= PROBLEM =
Continue the essay about home cooking below, starting after its last sentence and keeping its first-person voice and tone.

Ten years ago, I was calling my friends to find out where the big party in the woods was going on. Now I call them for advice on seasoning ground beef, where to find reasonably priced strip steak, and how to pull off barbequed spare ribs. Poke all the fun you want, but I'm proud of my prowess in the kitchen. Over vacation, I got my PhD in grilling. Burgers, chiavettas chicken, baby back chicken wings, you name it. Friends, family and passers by are in awe of my command over the common spices. There's more to life than garlic and onion powder, you know. I'm seriously considering requesting a spice rack for my birthday. Making the perfect pot roast is more than a goal, it's a religion for me.
The Jim Waters gene is alive and well. Very much like my dad, I'm the last one to sit down and eat when I entertain company at the dinner table. I flutter and make sure my guests aren't wanting for anything else and constantly questioning the edibility of my meals. My dad was his worst critic: Either the prime rib was too dry, the baked potatoes didn't turn out, or the rice was too flat with his version of rice pilaf. There are worse things in the world than striving for perfection. A dish can always taste a little bit better, look more appealing when it's presented at the table, or go more naturally with a different bottle of wine.
Two months ago I had my parents over for my mother's birthday to have dinner with us. I spent three days making goulash in a crock pot. I added fresh pepperoni, pureed tomatoes, tomato sauce, garlic, diced onions, green peppers, chopped Italian sausage, red wine, six pounds of ground beef and a lot of tender loving care. My mother and father started off with a platter of cheese and crackers and then had their appetizer, a freshly made salad with baby carrots, romaine lettuce, celery and Colby jack cheese topped off with parmesan. The main course was so rich that we all got full on one bowl. For dessert we had peanut butter cup iced cream with chocolate syrup, whipped cream, chocolate jimmies and peanuts. Then we topped the entire meal off with a hot cup of fresh coffee.

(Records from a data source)
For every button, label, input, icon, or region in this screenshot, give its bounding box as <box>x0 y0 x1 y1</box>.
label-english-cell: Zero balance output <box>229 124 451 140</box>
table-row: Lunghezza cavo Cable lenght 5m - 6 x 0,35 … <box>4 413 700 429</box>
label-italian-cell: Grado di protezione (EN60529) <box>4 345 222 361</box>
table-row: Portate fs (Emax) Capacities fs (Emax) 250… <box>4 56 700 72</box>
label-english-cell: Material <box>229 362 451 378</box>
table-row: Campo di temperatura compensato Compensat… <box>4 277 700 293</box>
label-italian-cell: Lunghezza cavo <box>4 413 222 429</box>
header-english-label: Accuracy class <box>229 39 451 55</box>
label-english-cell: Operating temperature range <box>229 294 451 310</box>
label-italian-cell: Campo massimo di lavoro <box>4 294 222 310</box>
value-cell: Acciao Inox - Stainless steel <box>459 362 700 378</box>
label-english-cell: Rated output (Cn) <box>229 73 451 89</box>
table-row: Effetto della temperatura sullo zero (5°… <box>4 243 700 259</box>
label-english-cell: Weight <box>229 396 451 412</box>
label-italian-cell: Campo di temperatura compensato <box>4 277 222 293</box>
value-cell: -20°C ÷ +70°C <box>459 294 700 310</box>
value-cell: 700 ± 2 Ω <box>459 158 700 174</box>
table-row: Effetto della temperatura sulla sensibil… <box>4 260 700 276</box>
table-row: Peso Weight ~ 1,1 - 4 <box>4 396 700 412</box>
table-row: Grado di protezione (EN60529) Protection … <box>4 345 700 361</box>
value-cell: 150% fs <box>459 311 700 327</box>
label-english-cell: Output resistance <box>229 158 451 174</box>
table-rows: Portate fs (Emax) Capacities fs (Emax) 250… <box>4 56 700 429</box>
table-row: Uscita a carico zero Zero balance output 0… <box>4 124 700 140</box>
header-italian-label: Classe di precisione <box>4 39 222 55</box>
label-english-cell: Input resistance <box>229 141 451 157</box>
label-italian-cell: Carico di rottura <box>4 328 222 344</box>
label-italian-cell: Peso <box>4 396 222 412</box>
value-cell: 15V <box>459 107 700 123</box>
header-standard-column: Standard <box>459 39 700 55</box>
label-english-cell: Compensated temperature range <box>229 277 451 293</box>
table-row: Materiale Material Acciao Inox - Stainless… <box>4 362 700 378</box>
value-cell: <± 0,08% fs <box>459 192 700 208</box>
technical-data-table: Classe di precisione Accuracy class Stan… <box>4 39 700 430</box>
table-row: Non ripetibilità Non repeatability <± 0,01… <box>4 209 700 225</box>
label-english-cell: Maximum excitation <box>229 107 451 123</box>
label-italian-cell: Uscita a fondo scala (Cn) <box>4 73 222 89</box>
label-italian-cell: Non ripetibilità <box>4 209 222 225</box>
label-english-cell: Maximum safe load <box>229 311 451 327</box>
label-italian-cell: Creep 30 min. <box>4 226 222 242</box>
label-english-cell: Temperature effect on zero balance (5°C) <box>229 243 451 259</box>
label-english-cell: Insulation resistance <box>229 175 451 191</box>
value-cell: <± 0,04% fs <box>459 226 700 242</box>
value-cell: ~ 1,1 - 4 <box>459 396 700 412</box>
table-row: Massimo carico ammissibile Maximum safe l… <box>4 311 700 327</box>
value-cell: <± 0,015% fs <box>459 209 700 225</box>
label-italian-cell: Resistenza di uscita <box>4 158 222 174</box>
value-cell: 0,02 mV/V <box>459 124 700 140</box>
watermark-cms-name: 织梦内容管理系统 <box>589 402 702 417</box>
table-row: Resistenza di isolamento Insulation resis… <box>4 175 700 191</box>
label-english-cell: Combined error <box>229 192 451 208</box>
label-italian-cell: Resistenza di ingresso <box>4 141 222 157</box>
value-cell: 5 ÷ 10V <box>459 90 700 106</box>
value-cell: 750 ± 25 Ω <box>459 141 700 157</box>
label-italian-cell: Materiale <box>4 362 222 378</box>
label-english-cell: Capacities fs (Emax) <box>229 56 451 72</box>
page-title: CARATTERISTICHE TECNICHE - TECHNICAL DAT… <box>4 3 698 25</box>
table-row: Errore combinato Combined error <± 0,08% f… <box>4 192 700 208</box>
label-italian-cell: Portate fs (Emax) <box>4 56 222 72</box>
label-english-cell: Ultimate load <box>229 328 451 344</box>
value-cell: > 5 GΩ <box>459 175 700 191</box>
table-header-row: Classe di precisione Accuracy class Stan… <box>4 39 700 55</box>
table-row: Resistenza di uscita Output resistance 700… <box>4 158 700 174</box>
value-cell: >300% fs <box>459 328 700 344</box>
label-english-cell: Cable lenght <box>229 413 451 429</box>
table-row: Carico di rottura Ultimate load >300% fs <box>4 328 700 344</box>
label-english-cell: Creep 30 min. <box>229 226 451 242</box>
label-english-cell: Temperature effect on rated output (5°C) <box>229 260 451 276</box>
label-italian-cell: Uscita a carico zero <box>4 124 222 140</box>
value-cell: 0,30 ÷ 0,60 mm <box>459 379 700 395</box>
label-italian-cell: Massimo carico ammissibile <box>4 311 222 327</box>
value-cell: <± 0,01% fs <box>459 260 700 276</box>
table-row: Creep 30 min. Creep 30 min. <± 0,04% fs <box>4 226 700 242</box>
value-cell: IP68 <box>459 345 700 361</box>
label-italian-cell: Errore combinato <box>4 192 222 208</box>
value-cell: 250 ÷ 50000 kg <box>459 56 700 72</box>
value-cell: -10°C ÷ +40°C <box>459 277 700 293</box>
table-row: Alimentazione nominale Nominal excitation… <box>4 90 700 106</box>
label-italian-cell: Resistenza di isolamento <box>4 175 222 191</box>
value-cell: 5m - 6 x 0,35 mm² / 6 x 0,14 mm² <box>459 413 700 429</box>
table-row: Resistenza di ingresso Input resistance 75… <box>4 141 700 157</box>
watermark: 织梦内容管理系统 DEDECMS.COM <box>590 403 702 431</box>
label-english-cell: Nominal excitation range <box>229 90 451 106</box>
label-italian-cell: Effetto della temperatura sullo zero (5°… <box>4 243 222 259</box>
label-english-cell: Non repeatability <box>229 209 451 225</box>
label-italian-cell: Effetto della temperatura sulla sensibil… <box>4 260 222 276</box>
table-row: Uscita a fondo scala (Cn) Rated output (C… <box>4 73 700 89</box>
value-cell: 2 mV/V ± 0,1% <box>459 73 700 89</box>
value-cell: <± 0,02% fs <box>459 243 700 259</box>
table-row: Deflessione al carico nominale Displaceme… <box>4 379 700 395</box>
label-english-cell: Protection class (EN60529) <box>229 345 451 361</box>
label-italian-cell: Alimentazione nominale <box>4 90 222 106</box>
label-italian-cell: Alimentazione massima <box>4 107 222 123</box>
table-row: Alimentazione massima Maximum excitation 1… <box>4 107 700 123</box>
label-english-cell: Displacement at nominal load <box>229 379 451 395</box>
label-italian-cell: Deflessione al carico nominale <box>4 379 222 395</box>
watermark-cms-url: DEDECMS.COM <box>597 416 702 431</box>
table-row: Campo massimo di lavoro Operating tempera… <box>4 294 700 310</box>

= EXERCISE OUTPUT =
It took me almost thirty years, but I got one of the highest compliments I've ever received about anything. My father leaned back and said, "The sauce was as good as mine." I sent them home with a five quart Tupperware container. They had to be rolled out of the door and wedged back into their car with forceps. I had to loosen four to five notches on my belt. An after dinner mint would have been a good idea. Next time. Cooking is my second favorite hobby now (edged out only by my writing). Give me another year and I'll be able to dim the lights and jog around the room with flambed baked Alaska and spinning plates on sticks. All while riding a unicycle and playing Tchaikovsky on the harmonica. One of these days I'll buy an apron and a big puffy white hat. I'll get there, recipe book or not.
The attached meat was (fair) (dry) (tender) (rancid).